▸ OBJETIVO DA TAREFA 1:
De acordo com o texto sobre oficinas de escrita criativa, o que todo grande escritor é primeiramente?

▸ TRECHO FORNECIDO:
Não são poucos (escritores sobretudo) que torcem o nariz
quando o assunto são oficinas de escrita criativa. Dizem que escritores não se
fazem em cursos e escolas. De fato, não há fórmulas para formar escritores e
artistas. Mas a questão não é esta. Acho que por trás dessa ideia há um laivo
de nossa herança romântica: a ideia de que a espontaneidade e a inspiração
estariam por trás de toda autêntica criação literária.
Todavia, não se pensa a mesma coisa quando a o assunto são
músicos ou artistas visuais. Ninguém diz que um conservatório, uma academia ou
mesmo o estudo com afinco prejudiquem a formação desses artistas. O mesmo vale
para as oficinas de criação literária: elas não criam escritores, não fazem
surgir do nada Dostoievskis e Kafkas. Apenas oferecem ferramentas para o
amadurecimento, quem sabe, de Tolstoys ou Baudelaires em potencial. Quando
muito, ajudam na formação de leitores mais críticos. E todo grande escritor é
primeiramente um grande -- e crítico -- leitor.

▸ DADOS FORNECIDOS:

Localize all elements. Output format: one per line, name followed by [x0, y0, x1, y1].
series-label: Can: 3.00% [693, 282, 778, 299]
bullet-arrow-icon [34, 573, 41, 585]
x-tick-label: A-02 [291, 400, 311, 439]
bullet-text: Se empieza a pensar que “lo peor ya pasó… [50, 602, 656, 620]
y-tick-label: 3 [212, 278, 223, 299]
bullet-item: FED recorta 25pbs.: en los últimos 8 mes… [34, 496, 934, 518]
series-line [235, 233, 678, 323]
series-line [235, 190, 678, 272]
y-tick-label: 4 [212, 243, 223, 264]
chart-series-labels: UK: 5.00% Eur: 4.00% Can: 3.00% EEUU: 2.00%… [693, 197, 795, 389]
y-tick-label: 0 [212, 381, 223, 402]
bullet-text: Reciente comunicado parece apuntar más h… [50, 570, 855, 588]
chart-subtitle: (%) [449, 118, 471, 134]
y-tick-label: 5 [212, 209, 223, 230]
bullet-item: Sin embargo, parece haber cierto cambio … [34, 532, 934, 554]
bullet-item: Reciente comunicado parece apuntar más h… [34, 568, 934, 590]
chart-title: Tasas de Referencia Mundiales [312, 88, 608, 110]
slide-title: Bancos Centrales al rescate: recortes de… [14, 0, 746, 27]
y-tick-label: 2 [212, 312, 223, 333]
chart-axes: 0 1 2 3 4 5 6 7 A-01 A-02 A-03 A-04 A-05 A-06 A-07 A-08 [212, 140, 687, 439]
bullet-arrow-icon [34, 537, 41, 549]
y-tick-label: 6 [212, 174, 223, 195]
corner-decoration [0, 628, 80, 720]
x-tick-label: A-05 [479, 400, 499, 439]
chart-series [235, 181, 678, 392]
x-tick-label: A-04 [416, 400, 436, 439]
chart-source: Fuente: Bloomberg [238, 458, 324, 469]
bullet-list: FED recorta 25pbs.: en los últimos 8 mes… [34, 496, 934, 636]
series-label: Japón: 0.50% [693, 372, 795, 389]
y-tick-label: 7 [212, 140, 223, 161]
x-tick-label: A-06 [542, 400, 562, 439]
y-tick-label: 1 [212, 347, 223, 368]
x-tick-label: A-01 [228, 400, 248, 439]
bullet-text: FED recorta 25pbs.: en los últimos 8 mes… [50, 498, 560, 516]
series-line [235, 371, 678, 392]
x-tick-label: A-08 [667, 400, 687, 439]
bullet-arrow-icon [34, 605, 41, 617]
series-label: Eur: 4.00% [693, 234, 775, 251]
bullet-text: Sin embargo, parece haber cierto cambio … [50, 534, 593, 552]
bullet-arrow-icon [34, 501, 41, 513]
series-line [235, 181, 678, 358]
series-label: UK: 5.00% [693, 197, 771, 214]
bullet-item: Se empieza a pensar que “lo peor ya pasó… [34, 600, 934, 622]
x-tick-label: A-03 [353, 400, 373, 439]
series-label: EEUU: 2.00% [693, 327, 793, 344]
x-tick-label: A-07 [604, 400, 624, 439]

▸ OBJETIVO DA TAREFA 2:
Converta em lista numerada as linhas dos registros, do início deles até a linha que contém "y-tick-label: 3 [212, 278, 223, 299]", inclusive, deixando de fora as linhas em branco.

▸ RESULTADO DO EXERCÍCIO 1:
Um grande — e crítico — leitor.

▸ RESULTADO DO EXERCÍCIO 2:
1. Localize all elements. Output format: one per line, name followed by [x0, y0, x1, y1].
2. series-label: Can: 3.00% [693, 282, 778, 299]
3. bullet-arrow-icon [34, 573, 41, 585]
4. x-tick-label: A-02 [291, 400, 311, 439]
5. bullet-text: Se empieza a pensar que “lo peor ya pasó… [50, 602, 656, 620]
6. y-tick-label: 3 [212, 278, 223, 299]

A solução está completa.